Can you find the lines of the listing that include "MANCORA" and copy every one?

+ + + + + + +

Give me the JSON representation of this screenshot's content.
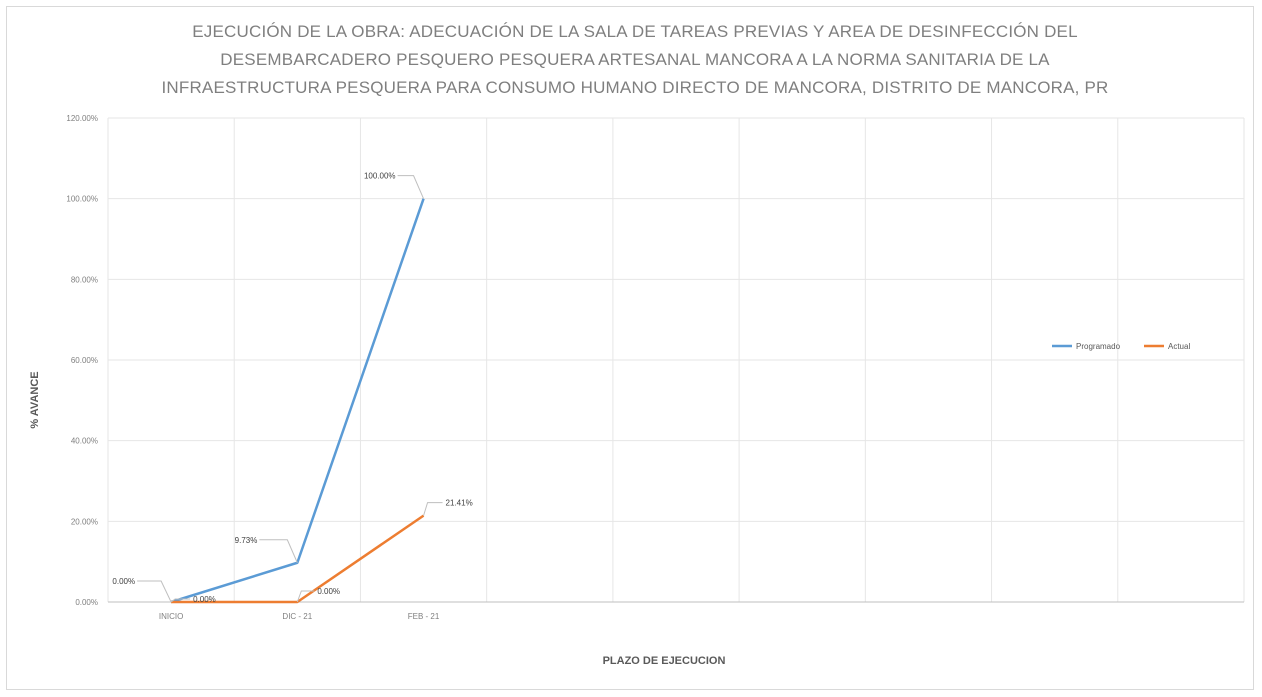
{
  "chart_data": {
    "type": "line",
    "title_lines": [
      "EJECUCIÓN DE LA OBRA: ADECUACIÓN DE LA SALA DE TAREAS PREVIAS Y AREA DE DESINFECCIÓN DEL",
      "DESEMBARCADERO PESQUERO PESQUERA ARTESANAL MANCORA A LA NORMA SANITARIA DE LA",
      "INFRAESTRUCTURA PESQUERA PARA CONSUMO HUMANO DIRECTO DE MANCORA, DISTRITO DE MANCORA, PR"
    ],
    "xlabel": "PLAZO DE EJECUCION",
    "ylabel": "% AVANCE",
    "categories": [
      "INICIO",
      "DIC - 21",
      "FEB - 21"
    ],
    "slot_count": 9,
    "ylim": [
      0,
      120
    ],
    "yticks": [
      0,
      20,
      40,
      60,
      80,
      100,
      120
    ],
    "ytick_labels": [
      "0.00%",
      "20.00%",
      "40.00%",
      "60.00%",
      "80.00%",
      "100.00%",
      "120.00%"
    ],
    "grid": true,
    "legend_position": "right",
    "series": [
      {
        "name": "Programado",
        "color": "#5b9bd5",
        "values": [
          0.0,
          9.73,
          100.0
        ],
        "labels": [
          "0.00%",
          "9.73%",
          "100.00%"
        ]
      },
      {
        "name": "Actual",
        "color": "#ed7d31",
        "values": [
          0.0,
          0.0,
          21.41
        ],
        "labels": [
          "0.00%",
          "0.00%",
          "21.41%"
        ]
      }
    ]
  }
}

+ + + + + + +

§ Exercise solution:
      "DESEMBARCADERO PESQUERO PESQUERA ARTESANAL MANCORA A LA NORMA SANITARIA DE LA",
      "INFRAESTRUCTURA PESQUERA PARA CONSUMO HUMANO DIRECTO DE MANCORA, DISTRITO DE MANCORA, PR"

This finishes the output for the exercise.